> _Short problem_
Gather all lines from the material that contain "text".

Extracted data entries
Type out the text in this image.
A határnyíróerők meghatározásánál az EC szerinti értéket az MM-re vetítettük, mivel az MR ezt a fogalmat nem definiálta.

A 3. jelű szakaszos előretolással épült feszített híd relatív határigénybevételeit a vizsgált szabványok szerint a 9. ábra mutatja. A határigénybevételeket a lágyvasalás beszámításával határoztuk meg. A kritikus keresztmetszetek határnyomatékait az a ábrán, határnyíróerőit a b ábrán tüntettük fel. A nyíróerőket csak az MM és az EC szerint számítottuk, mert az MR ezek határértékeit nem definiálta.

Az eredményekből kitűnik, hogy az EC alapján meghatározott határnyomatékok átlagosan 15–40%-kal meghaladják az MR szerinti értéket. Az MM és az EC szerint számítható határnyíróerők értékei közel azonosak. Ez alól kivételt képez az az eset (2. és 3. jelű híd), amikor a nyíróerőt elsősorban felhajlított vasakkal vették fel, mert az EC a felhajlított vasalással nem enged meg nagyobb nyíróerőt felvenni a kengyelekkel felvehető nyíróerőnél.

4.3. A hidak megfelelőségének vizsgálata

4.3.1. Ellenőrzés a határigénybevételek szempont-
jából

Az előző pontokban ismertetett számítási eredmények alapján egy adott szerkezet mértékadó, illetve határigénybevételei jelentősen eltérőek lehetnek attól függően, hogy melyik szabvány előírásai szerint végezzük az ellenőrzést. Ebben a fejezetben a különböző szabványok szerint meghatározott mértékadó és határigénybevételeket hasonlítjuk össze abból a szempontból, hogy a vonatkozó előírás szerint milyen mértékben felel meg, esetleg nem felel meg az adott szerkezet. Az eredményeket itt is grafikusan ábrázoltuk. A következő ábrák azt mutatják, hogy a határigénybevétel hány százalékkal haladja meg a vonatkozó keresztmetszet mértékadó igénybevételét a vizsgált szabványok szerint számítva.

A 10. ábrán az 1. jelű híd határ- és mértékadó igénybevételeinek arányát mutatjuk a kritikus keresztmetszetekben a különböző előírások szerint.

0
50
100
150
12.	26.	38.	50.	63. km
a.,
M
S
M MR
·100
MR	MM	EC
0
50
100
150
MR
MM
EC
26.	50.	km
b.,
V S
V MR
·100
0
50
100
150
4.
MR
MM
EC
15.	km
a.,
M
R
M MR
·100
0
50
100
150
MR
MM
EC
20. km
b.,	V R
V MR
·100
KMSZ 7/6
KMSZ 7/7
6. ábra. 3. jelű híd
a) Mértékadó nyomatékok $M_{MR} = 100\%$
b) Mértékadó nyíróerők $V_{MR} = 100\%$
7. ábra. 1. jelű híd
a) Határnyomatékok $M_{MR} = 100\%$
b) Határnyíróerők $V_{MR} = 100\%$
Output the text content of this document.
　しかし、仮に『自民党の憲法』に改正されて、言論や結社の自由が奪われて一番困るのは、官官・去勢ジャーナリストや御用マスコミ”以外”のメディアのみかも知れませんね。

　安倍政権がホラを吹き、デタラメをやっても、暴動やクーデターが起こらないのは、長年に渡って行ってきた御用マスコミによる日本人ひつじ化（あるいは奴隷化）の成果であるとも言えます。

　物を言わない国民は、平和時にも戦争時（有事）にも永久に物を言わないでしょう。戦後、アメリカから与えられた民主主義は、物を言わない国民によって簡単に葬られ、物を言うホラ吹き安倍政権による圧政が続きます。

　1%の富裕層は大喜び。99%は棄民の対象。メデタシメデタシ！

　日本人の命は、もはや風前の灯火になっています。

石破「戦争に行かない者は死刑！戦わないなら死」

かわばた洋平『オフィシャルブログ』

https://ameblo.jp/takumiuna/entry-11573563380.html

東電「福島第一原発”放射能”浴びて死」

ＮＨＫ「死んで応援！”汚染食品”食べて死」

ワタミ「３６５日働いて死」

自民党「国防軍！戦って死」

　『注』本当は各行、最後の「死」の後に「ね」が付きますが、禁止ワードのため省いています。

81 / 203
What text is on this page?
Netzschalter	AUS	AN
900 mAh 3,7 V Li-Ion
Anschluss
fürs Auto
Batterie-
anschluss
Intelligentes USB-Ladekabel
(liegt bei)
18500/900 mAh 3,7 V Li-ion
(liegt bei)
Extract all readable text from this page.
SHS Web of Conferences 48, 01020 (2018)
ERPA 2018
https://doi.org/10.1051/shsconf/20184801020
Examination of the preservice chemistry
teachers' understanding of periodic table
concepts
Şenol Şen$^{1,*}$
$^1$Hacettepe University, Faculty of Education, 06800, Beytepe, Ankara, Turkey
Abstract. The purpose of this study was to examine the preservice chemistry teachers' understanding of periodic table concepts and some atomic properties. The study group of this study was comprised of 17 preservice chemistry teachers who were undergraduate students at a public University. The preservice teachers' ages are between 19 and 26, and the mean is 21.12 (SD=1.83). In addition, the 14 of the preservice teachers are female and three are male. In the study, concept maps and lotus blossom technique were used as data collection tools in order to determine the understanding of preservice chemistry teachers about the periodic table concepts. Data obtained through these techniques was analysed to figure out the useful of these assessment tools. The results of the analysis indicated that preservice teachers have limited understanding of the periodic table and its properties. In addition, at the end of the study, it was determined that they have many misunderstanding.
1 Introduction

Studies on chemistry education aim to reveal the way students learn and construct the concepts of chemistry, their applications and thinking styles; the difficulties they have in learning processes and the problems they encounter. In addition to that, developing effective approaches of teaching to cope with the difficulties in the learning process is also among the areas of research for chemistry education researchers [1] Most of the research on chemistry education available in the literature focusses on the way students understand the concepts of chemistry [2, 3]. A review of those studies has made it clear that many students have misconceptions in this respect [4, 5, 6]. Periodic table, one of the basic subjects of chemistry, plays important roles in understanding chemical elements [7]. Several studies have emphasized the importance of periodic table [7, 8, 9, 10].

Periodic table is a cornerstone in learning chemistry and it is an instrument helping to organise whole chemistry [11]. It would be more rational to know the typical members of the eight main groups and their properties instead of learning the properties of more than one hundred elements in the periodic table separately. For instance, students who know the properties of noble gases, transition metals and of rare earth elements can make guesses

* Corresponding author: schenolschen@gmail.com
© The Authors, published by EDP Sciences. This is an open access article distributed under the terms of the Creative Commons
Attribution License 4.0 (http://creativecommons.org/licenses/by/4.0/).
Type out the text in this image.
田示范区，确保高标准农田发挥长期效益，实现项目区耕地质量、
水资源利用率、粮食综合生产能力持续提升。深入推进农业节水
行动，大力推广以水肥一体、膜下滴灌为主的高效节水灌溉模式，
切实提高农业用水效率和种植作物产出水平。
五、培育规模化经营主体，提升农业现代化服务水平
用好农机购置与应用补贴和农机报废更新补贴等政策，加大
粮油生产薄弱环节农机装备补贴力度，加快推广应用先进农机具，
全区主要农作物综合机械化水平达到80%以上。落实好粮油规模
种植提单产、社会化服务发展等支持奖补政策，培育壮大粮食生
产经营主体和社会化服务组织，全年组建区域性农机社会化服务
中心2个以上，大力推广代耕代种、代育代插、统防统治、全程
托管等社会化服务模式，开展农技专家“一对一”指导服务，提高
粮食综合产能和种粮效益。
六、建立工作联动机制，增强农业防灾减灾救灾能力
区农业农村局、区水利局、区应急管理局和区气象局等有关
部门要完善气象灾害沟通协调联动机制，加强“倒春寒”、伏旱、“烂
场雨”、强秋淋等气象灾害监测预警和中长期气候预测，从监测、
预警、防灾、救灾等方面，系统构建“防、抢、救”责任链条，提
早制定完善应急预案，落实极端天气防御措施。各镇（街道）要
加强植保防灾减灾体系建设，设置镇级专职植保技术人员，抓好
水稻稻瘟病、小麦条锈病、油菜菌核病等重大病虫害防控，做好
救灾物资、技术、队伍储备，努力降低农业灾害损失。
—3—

> _Written response_
Type out the text in this image.
Output the text content of this document.
What text is on this page?
Extract all readable text from this page.
Type out the text in this image.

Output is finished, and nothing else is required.